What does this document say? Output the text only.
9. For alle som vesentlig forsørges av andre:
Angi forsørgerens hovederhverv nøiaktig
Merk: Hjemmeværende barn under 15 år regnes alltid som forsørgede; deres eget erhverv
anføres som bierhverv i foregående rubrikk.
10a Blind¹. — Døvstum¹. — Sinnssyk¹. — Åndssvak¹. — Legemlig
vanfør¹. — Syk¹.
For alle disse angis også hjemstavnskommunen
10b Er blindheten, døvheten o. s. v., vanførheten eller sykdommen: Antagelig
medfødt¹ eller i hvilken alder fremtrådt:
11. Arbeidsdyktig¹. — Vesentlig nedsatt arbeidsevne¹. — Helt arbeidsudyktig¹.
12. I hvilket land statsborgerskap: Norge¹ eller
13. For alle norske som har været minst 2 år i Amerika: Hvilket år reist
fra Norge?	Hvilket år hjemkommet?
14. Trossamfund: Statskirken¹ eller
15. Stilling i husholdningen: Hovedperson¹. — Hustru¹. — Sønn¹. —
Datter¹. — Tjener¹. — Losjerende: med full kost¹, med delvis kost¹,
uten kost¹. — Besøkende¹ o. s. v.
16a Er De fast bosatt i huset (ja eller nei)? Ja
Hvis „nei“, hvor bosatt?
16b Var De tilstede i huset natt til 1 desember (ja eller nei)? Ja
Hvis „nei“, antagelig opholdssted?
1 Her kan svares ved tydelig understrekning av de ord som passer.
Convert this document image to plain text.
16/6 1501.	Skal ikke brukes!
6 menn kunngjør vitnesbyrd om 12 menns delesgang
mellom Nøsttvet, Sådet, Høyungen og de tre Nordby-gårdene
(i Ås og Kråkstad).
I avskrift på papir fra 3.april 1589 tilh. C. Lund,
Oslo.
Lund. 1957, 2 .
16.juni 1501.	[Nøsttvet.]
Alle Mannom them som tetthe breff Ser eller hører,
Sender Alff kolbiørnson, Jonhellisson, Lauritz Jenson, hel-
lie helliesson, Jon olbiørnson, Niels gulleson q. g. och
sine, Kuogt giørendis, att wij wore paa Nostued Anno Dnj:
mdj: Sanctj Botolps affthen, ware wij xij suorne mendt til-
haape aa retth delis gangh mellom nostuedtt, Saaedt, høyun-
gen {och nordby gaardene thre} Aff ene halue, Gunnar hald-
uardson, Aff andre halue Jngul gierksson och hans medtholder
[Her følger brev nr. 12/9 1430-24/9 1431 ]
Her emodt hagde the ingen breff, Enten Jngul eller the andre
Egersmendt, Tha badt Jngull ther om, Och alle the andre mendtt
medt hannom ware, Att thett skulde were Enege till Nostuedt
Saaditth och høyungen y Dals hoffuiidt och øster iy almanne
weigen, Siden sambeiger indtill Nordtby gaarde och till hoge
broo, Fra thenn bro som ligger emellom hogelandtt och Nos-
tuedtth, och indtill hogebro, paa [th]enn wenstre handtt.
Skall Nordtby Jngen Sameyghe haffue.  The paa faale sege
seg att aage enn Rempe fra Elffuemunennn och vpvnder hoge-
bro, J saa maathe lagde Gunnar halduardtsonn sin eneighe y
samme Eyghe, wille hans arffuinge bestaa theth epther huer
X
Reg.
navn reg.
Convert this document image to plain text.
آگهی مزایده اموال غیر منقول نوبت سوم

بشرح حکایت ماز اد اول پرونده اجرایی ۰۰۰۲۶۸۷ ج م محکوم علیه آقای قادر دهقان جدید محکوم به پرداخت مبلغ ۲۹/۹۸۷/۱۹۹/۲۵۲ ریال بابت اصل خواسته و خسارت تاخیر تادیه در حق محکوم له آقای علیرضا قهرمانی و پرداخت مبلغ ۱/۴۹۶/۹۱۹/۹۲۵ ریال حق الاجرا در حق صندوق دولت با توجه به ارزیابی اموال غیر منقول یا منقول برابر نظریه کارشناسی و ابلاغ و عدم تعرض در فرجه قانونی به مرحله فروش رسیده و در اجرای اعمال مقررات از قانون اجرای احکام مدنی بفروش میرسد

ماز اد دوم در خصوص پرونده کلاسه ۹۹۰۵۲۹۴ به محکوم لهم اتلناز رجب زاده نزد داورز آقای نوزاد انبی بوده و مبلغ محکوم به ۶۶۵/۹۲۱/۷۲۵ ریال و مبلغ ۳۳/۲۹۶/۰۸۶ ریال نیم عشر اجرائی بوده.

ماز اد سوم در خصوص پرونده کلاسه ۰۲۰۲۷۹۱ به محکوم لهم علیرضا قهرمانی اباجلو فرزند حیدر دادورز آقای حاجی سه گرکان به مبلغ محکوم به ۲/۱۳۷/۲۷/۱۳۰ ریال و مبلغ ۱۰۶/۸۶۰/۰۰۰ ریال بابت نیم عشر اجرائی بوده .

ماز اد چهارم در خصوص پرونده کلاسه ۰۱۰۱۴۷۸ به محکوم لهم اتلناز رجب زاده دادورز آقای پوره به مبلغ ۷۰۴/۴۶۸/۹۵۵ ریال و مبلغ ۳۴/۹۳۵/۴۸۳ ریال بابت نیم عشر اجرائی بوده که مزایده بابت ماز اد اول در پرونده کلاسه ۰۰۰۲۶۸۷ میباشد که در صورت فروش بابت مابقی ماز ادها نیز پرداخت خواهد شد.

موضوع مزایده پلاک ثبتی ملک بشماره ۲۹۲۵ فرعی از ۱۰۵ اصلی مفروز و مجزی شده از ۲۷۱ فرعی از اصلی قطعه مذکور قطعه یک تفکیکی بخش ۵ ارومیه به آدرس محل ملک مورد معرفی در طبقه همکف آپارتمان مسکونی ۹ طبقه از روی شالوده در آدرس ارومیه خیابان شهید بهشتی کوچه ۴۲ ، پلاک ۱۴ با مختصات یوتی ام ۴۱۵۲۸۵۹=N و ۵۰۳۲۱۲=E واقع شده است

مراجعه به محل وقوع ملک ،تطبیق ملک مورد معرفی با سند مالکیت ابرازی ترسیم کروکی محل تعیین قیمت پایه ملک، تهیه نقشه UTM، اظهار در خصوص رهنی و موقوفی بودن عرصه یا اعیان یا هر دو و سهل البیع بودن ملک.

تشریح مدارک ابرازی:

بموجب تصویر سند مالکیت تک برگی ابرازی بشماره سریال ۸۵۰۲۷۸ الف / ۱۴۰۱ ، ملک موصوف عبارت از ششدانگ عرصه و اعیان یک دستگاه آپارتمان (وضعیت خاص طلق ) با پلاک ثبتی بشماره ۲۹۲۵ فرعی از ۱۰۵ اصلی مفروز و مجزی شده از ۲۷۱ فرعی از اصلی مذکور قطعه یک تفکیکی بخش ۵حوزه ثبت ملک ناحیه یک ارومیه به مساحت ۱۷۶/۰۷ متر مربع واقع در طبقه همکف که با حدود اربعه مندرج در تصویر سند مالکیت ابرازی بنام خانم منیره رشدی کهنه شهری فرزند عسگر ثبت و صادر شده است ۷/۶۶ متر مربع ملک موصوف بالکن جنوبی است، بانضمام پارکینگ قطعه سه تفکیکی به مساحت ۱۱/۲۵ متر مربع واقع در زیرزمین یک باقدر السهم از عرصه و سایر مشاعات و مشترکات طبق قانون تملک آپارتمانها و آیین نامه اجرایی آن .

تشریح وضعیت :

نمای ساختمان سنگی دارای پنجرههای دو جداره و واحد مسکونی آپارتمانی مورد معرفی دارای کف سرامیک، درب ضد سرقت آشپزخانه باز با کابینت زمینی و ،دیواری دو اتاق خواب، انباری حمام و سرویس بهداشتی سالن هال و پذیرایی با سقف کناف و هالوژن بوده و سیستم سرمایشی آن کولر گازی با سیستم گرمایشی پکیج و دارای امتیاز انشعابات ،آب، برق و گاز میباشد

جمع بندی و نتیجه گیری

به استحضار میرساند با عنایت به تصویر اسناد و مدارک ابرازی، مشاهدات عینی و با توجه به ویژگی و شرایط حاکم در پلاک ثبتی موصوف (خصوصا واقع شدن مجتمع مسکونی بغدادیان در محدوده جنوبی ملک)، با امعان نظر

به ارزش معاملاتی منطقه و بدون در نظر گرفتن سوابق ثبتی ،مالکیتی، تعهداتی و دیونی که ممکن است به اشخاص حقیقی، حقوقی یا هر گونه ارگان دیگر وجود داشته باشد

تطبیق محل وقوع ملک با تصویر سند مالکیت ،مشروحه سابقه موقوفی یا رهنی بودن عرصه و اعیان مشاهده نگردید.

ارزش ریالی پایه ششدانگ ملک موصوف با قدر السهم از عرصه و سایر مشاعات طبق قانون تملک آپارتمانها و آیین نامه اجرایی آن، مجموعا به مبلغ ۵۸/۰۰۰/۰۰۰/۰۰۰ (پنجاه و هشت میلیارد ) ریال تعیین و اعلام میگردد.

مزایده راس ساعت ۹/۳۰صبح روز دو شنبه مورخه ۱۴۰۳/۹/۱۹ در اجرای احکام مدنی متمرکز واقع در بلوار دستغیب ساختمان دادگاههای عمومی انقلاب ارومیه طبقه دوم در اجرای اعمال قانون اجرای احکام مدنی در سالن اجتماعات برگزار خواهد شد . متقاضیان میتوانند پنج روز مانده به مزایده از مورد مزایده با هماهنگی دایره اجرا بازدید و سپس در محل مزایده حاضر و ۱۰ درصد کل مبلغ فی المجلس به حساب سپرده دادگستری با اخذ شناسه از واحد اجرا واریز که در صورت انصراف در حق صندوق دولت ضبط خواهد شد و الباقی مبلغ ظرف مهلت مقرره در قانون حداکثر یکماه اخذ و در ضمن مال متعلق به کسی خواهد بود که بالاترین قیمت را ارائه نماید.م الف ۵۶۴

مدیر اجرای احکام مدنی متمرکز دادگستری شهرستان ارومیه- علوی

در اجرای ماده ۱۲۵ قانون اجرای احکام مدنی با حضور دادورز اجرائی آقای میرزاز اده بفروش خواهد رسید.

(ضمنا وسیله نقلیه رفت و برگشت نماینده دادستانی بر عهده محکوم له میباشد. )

__Problem statement__:
Extract, from the listing above, every line where the string "مدارک" occurs.

__Reply__:
تشریح مدارک ابرازی:
به استحضار میرساند با عنایت به تصویر اسناد و مدارک ابرازی، مشاهدات عینی و با توجه به ویژگی و شرایط حاکم در پلاک ثبتی موصوف (خصوصا واقع شدن مجتمع مسکونی بغدادیان در محدوده جنوبی ملک)، با امعان نظر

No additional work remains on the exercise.